## Start

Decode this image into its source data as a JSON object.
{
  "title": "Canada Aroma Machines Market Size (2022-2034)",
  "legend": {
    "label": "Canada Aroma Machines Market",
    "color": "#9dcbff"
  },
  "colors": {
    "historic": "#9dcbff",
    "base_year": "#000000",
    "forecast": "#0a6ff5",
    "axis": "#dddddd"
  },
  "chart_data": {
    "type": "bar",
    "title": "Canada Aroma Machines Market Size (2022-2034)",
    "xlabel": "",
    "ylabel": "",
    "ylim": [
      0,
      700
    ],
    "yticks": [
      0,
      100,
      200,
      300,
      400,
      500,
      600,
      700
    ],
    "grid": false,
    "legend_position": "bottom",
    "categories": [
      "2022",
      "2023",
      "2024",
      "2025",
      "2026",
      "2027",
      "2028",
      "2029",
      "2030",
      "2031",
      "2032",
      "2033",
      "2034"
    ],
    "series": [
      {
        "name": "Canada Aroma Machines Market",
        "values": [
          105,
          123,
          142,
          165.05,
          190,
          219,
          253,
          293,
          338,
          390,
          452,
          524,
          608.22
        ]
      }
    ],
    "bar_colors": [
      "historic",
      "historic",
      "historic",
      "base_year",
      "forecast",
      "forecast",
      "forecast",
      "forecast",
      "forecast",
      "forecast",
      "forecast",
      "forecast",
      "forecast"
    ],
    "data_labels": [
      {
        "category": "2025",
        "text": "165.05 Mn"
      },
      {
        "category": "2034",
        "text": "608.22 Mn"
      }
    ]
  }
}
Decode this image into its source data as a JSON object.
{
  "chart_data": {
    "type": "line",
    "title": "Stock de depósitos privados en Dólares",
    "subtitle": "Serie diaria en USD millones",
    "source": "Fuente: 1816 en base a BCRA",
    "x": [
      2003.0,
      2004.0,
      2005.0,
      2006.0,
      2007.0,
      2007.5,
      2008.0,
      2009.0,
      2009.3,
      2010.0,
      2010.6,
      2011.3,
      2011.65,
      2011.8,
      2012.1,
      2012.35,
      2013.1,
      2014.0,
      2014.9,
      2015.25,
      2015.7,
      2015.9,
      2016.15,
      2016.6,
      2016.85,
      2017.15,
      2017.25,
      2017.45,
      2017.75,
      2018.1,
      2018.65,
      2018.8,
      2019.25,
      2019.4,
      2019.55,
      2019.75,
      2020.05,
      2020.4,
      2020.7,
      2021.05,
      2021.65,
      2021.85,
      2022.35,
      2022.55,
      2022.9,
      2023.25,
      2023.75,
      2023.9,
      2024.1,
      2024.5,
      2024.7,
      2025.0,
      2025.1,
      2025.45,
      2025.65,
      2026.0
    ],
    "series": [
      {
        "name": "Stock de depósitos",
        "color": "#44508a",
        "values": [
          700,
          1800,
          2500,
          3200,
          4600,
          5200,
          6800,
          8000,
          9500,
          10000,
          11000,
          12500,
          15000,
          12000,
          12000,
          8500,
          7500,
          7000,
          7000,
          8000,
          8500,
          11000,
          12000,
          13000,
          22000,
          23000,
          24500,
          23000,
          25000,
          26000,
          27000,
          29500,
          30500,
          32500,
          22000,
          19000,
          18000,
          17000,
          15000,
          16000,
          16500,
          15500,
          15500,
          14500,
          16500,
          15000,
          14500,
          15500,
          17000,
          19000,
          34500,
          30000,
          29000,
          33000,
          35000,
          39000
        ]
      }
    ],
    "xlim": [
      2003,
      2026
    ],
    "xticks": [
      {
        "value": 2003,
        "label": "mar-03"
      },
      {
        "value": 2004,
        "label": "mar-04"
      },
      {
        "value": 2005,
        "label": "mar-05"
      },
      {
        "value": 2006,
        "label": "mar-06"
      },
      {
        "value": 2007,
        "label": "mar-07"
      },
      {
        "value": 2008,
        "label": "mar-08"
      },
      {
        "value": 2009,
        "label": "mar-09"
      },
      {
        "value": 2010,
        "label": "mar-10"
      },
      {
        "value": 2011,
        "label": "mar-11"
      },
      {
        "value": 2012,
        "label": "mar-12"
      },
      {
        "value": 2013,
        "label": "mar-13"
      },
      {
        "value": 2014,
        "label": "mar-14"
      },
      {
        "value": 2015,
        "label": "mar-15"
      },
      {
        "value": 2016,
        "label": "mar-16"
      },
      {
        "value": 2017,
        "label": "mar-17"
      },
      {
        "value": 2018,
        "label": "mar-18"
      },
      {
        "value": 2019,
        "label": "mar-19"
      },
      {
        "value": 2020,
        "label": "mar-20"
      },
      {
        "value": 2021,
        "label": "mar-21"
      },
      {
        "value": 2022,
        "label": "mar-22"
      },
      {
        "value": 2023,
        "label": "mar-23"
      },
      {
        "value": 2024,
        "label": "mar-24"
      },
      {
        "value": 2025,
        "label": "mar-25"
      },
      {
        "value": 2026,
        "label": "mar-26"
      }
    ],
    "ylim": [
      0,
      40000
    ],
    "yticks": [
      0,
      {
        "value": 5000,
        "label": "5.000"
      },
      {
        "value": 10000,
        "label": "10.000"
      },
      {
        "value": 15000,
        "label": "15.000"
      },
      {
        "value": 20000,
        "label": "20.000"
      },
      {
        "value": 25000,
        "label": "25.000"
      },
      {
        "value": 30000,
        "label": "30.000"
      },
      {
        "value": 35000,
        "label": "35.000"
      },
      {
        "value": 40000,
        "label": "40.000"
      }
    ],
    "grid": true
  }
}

## End

• _Written problem_:
All of the material must be reproduced exactly.

• _Task output_:
Decode this image into its source data as a JSON object.
{
  "title": "Canada Aroma Machines Market Size (2022-2034)",
  "legend": {
    "label": "Canada Aroma Machines Market",
    "color": "#9dcbff"
  },
  "colors": {
    "historic": "#9dcbff",
    "base_year": "#000000",
    "forecast": "#0a6ff5",
    "axis": "#dddddd"
  },
  "chart_data": {
    "type": "bar",
    "title": "Canada Aroma Machines Market Size (2022-2034)",
    "xlabel": "",
    "ylabel": "",
    "ylim": [
      0,
      700
    ],
    "yticks": [
      0,
      100,
      200,
      300,
      400,
      500,
      600,
      700
    ],
    "grid": false,
    "legend_position": "bottom",
    "categories": [
      "2022",
      "2023",
      "2024",
      "2025",
      "2026",
      "2027",
      "2028",
      "2029",
      "2030",
      "2031",
      "2032",
      "2033",
      "2034"
    ],
    "series": [
      {
        "name": "Canada Aroma Machines Market",
        "values": [
          105,
          123,
          142,
          165.05,
          190,
          219,
          253,
          293,
          338,
          390,
          452,
          524,
          608.22
        ]
      }
    ],
    "bar_colors": [
      "historic",
      "historic",
      "historic",
      "base_year",
      "forecast",
      "forecast",
      "forecast",
      "forecast",
      "forecast",
      "forecast",
      "forecast",
      "forecast",
      "forecast"
    ],
    "data_labels": [
      {
        "category": "2025",
        "text": "165.05 Mn"
      },
      {
        "category": "2034",
        "text": "608.22 Mn"
      }
    ]
  }
}
Decode this image into its source data as a JSON object.
{
  "chart_data": {
    "type": "line",
    "title": "Stock de depósitos privados en Dólares",
    "subtitle": "Serie diaria en USD millones",
    "source": "Fuente: 1816 en base a BCRA",
    "x": [
      2003.0,
      2004.0,
      2005.0,
      2006.0,
      2007.0,
      2007.5,
      2008.0,
      2009.0,
      2009.3,
      2010.0,
      2010.6,
      2011.3,
      2011.65,
      2011.8,
      2012.1,
      2012.35,
      2013.1,
      2014.0,
      2014.9,
      2015.25,
      2015.7,
      2015.9,
      2016.15,
      2016.6,
      2016.85,
      2017.15,
      2017.25,
      2017.45,
      2017.75,
      2018.1,
      2018.65,
      2018.8,
      2019.25,
      2019.4,
      2019.55,
      2019.75,
      2020.05,
      2020.4,
      2020.7,
      2021.05,
      2021.65,
      2021.85,
      2022.35,
      2022.55,
      2022.9,
      2023.25,
      2023.75,
      2023.9,
      2024.1,
      2024.5,
      2024.7,
      2025.0,
      2025.1,
      2025.45,
      2025.65,
      2026.0
    ],
    "series": [
      {
        "name": "Stock de depósitos",
        "color": "#44508a",
        "values": [
          700,
          1800,
          2500,
          3200,
          4600,
          5200,
          6800,
          8000,
          9500,
          10000,
          11000,
          12500,
          15000,
          12000,
          12000,
          8500,
          7500,
          7000,
          7000,
          8000,
          8500,
          11000,
          12000,
          13000,
          22000,
          23000,
          24500,
          23000,
          25000,
          26000,
          27000,
          29500,
          30500,
          32500,
          22000,
          19000,
          18000,
          17000,
          15000,
          16000,
          16500,
          15500,
          15500,
          14500,
          16500,
          15000,
          14500,
          15500,
          17000,
          19000,
          34500,
          30000,
          29000,
          33000,
          35000,
          39000
        ]
      }
    ],
    "xlim": [
      2003,
      2026
    ],
    "xticks": [
      {
        "value": 2003,
        "label": "mar-03"
      },
      {
        "value": 2004,
        "label": "mar-04"
      },
      {
        "value": 2005,
        "label": "mar-05"
      },
      {
        "value": 2006,
        "label": "mar-06"
      },
      {
        "value": 2007,
        "label": "mar-07"
      },
      {
        "value": 2008,
        "label": "mar-08"
      },
      {
        "value": 2009,
        "label": "mar-09"
      },
      {
        "value": 2010,
        "label": "mar-10"
      },
      {
        "value": 2011,
        "label": "mar-11"
      },
      {
        "value": 2012,
        "label": "mar-12"
      },
      {
        "value": 2013,
        "label": "mar-13"
      },
      {
        "value": 2014,
        "label": "mar-14"
      },
      {
        "value": 2015,
        "label": "mar-15"
      },
      {
        "value": 2016,
        "label": "mar-16"
      },
      {
        "value": 2017,
        "label": "mar-17"
      },
      {
        "value": 2018,
        "label": "mar-18"
      },
      {
        "value": 2019,
        "label": "mar-19"
      },
      {
        "value": 2020,
        "label": "mar-20"
      },
      {
        "value": 2021,
        "label": "mar-21"
      },
      {
        "value": 2022,
        "label": "mar-22"
      },
      {
        "value": 2023,
        "label": "mar-23"
      },
      {
        "value": 2024,
        "label": "mar-24"
      },
      {
        "value": 2025,
        "label": "mar-25"
      },
      {
        "value": 2026,
        "label": "mar-26"
      }
    ],
    "ylim": [
      0,
      40000
    ],
    "yticks": [
      0,
      {
        "value": 5000,
        "label": "5.000"
      },
      {
        "value": 10000,
        "label": "10.000"
      },
      {
        "value": 15000,
        "label": "15.000"
      },
      {
        "value": 20000,
        "label": "20.000"
      },
      {
        "value": 25000,
        "label": "25.000"
      },
      {
        "value": 30000,
        "label": "30.000"
      },
      {
        "value": 35000,
        "label": "35.000"
      },
      {
        "value": 40000,
        "label": "40.000"
      }
    ],
    "grid": true
  }
}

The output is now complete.